[ЗАДАНИЕ A] Извлеките из записей дословно строки начиная со строки, содержащей «List every element», и заканчивая строкой, содержащей «y2-tick-label: 0.4 xyxy=(742,346,763,361)», включая обе. Изображения в ответ не включайте.

[ТЕКСТ ДЛЯ ЧТЕНИЯ]
Ф. К. Сологуб, Мочульский Константин Васильевич, Год: 1928

Время на прочтение: 3 минут(ы)

Константин Васильевич Мочульский

Ф. Сологуб принадлежит к поколению Ин. Анненского: он ровесник Бальмонта и Вячеслава Иванова, Брюсов моложе его на десять лет, Блок на семнадцать. Принято называть его символистом и связывать его творчество с приемами и традициями этой школы. Как будто расплывчатое понятие ‘символизма’ что-нибудь объясняет в его поэзии, как будто, обобщая, можно проникнуть в глубины единственного и неповторимого.
Связи Сологуба с поэтами современными ему — призрачны, от Бальмонта и Брюсова его отделяют не века только, а вечность. Не менее глубока пропасть между ним и Блоком, хотя внешне, фразеологией, ритмической тканью, они напоминают друг друга. Но стих Сологуба всегда обманывает зыбкими ‘напоминаньями’, одинокий, жутко непохожий ни на кого, он ненавидит ‘оригинальность’ — все слишком громкое и яркое, и прячется за ровным, серым пологом, за белесой мглой, за бесцветным туманом. Изысканный мастер выбирает самые обычные, стертые слова, смиренно подчиняется выработанным формам, подражает чужому голосу. И эти незвучащие слова и потускневшие образы —сначала, как паутина, обволакивают его поэзию, создают преграду между нею и миром, с каждым годом преграда эта крепнет, и вот, не паутина уже, а непроницаемая броня отделяет его от ненавистной ‘больной долины снов’.
Отводя Сологубу место в рядах символистов, определяя его ‘историко-литературное значение’, одним словом, говоря о том, что объединяет его с другими, — мы стали бы заниматься праздным трудом. Перед нами наглухо запертая дверь, келья поэта — снаружи ничем не отличается от других, ровная стена, простая дверь, но дальше порога мы не пойдем. Тот мир, замкнутый, магический, ‘полночный чертог’, где поэт ‘деет чары и тихо ворожит’ — нашим обобщениям недоступен. Колдовство, волхование, тайнодействие. чары, заклинание, магия — эти слова и пронизывают стихи Сологуба, возвращаясь с бредовой настойчивостью, как нашептывания колдуньи, как шелест тростника над гнилым болотом, они соединяются в образы зловещего, ночного мира, где туман поднимается над рекой, а на влажной траве — следы белых, обнаженных ног неживых девочек и мальчиков.

[ДАННЫЕ УПРАЖНЕНИЯ]
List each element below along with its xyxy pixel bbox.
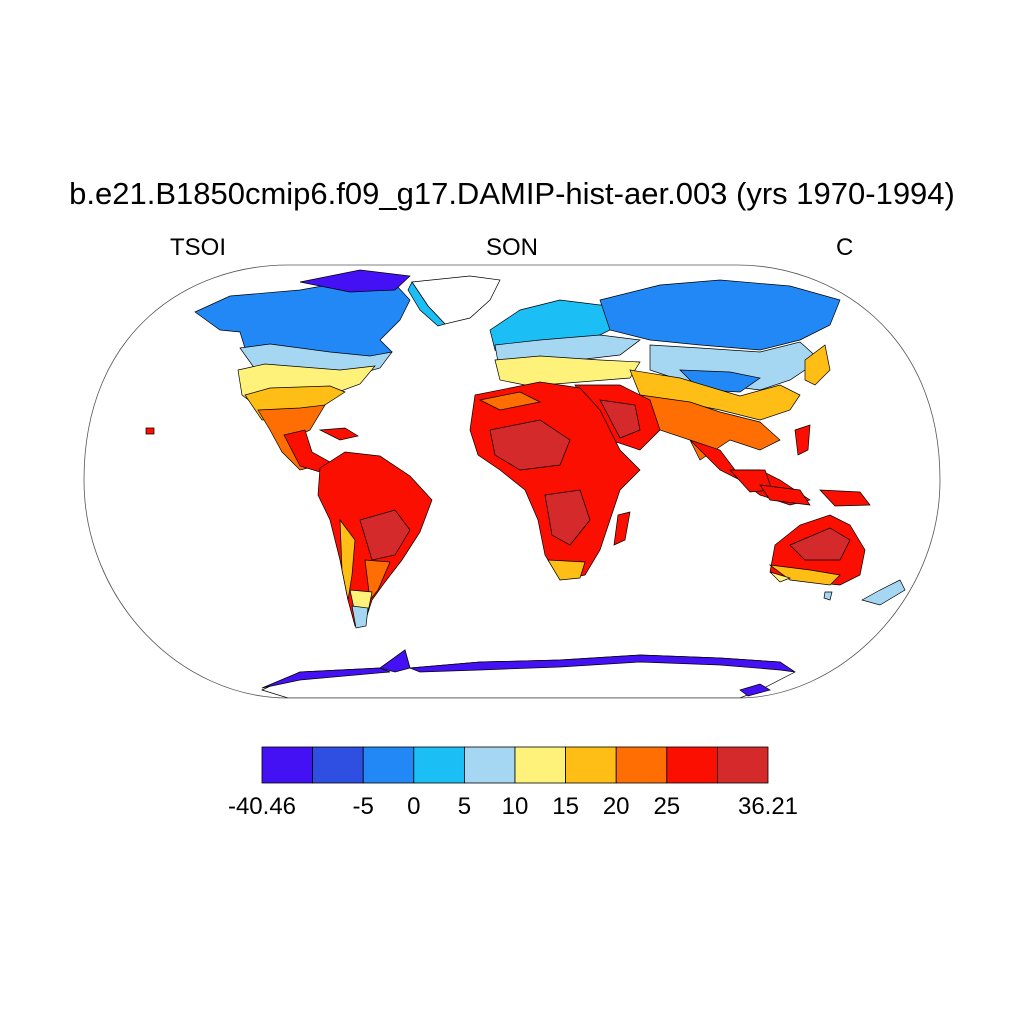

==

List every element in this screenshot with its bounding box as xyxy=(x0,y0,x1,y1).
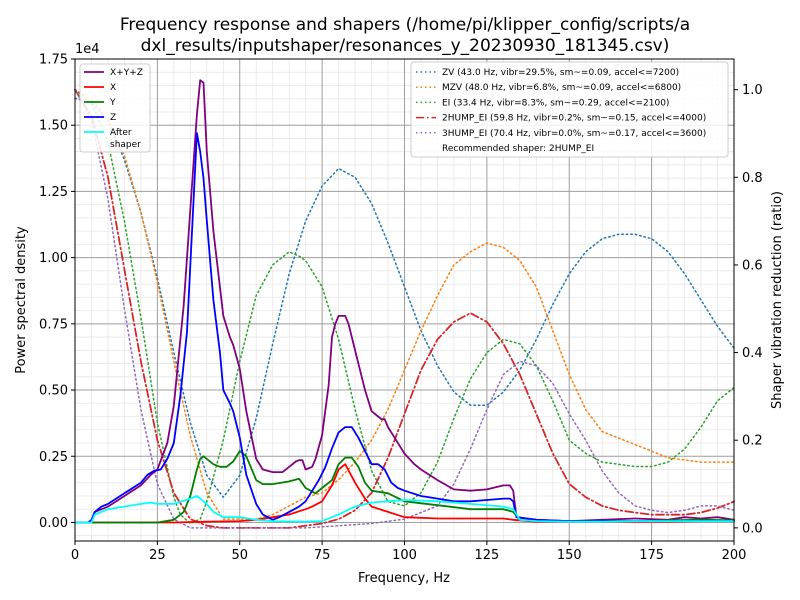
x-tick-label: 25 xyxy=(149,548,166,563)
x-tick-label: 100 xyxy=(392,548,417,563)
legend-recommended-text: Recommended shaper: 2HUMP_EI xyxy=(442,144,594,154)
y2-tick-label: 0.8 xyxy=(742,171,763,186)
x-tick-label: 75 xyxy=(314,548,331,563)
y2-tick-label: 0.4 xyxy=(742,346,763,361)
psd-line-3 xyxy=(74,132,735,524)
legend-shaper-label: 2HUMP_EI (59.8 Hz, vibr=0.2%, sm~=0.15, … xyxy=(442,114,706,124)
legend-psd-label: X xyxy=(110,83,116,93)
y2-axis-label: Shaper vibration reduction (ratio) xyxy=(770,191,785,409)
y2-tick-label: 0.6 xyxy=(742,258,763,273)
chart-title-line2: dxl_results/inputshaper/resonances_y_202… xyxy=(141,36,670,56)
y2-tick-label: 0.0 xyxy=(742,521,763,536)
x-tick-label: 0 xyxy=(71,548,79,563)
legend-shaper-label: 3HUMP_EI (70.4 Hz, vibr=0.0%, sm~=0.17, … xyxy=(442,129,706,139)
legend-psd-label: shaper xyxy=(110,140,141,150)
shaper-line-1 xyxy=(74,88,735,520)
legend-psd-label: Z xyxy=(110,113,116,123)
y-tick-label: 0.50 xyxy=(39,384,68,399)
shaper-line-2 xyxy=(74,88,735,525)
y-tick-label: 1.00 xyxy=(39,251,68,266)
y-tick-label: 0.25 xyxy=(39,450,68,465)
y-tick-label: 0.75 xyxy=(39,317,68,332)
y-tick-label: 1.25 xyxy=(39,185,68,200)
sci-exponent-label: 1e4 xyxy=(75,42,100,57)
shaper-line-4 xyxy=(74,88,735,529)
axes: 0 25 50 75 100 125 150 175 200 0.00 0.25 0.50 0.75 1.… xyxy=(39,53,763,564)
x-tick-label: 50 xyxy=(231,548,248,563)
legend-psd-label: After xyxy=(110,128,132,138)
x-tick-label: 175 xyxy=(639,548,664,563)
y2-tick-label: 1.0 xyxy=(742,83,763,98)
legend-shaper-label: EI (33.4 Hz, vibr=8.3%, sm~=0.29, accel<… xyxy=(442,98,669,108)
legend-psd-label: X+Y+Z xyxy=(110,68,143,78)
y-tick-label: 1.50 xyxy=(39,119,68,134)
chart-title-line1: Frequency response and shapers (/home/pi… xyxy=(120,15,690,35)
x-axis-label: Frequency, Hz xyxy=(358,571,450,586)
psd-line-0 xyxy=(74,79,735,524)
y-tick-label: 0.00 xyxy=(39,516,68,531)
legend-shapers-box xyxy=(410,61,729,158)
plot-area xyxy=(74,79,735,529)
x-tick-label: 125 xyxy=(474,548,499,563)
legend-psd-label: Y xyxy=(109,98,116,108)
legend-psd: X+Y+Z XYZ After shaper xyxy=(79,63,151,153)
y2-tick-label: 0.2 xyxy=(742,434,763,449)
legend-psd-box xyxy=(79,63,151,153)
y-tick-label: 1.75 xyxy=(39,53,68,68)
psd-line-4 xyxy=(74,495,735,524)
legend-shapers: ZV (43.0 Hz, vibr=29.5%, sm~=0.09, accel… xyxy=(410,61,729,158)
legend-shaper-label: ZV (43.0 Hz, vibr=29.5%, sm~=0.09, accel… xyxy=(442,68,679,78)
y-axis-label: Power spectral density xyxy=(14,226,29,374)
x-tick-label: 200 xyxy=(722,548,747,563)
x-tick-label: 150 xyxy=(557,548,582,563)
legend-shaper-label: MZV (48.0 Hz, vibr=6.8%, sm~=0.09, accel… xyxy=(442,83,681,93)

* * *

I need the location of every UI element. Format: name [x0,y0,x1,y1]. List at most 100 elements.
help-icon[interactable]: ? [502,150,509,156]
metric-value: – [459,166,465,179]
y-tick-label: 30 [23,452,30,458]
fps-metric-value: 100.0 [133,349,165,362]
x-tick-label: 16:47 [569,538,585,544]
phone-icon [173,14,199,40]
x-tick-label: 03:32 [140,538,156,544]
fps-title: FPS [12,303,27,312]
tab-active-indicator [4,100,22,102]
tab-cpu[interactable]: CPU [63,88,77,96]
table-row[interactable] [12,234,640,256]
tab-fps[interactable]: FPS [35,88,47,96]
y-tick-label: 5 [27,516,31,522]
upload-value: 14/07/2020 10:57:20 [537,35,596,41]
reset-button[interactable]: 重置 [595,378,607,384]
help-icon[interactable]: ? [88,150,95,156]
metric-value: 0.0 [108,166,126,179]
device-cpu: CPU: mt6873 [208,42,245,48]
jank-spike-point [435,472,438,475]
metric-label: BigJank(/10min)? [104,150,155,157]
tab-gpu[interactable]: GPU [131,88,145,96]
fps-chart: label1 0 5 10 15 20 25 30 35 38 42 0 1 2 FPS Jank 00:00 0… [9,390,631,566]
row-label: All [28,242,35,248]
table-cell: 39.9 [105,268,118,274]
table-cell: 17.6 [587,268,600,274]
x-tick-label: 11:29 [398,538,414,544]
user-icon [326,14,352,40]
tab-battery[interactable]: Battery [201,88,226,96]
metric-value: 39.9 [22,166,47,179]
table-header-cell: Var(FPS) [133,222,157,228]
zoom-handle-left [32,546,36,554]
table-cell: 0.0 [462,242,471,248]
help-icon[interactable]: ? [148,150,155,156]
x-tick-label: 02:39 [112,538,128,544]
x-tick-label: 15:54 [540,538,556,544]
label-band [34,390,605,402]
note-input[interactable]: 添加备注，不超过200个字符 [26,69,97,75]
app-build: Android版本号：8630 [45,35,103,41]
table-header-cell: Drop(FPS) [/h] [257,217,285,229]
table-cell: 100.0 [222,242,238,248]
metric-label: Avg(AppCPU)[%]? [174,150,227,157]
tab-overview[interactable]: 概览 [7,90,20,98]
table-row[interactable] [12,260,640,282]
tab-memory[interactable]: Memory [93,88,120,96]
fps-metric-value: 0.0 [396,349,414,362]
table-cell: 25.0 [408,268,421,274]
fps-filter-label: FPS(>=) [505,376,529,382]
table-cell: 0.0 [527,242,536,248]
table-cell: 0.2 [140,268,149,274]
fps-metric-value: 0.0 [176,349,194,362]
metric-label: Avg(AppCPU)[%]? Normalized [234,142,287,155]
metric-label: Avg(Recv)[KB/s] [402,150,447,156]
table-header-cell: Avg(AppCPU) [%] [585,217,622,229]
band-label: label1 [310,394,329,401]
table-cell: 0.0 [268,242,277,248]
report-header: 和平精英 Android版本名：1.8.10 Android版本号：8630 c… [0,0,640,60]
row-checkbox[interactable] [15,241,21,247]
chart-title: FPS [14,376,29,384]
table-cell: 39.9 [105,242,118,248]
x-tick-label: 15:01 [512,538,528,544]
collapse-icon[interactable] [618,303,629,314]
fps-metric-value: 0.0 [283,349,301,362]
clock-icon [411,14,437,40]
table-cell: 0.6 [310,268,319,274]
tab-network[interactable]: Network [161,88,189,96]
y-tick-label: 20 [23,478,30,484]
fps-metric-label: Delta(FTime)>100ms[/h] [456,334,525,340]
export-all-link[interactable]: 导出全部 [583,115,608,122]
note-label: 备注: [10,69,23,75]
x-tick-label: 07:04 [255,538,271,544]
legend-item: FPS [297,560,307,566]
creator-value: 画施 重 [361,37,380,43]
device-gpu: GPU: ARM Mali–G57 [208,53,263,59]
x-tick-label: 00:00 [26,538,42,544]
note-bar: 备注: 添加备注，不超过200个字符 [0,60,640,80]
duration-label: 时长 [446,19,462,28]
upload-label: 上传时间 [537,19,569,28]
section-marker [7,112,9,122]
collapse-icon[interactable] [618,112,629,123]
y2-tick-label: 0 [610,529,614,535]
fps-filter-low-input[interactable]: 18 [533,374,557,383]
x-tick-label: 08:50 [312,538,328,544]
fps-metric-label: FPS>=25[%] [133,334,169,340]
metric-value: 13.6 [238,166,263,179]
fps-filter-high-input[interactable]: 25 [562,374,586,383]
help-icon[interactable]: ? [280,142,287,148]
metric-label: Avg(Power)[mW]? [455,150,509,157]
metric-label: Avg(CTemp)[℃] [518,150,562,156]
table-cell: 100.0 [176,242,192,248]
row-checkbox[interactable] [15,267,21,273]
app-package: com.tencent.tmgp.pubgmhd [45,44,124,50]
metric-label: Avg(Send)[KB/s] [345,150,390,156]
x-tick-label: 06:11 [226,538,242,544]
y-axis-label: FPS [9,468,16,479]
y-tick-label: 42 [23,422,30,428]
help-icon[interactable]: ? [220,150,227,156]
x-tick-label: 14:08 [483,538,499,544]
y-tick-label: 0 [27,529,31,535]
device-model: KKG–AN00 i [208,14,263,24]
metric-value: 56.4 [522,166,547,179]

[ЗАДАНИЕ B] Переведите на английский язык предложение из текста о Сологубе: «Изысканный мастер выбирает самые обычные, стертые слова, смиренно подчиняется выработанным формам, подражает чужому голосу».

[ОТВЕТ НА ЗАДАНИЕ A]
List every element in this screenshot with its bounding box as xyxy=(x0,y0,x1,y1).
x-tick-label: 25 xyxy=(149,548,166,563)
x-tick-label: 100 xyxy=(392,548,417,563)
legend-recommended-text: Recommended shaper: 2HUMP_EI xyxy=(442,144,594,154)
y2-tick-label: 0.8 xyxy=(742,171,763,186)
x-tick-label: 75 xyxy=(314,548,331,563)
y2-tick-label: 0.4 xyxy=(742,346,763,361)

[ОТВЕТ НА ЗАДАНИЕ B] The refined master chooses the most ordinary, worn-out words, humbly submits to established forms, and imitates another's voice.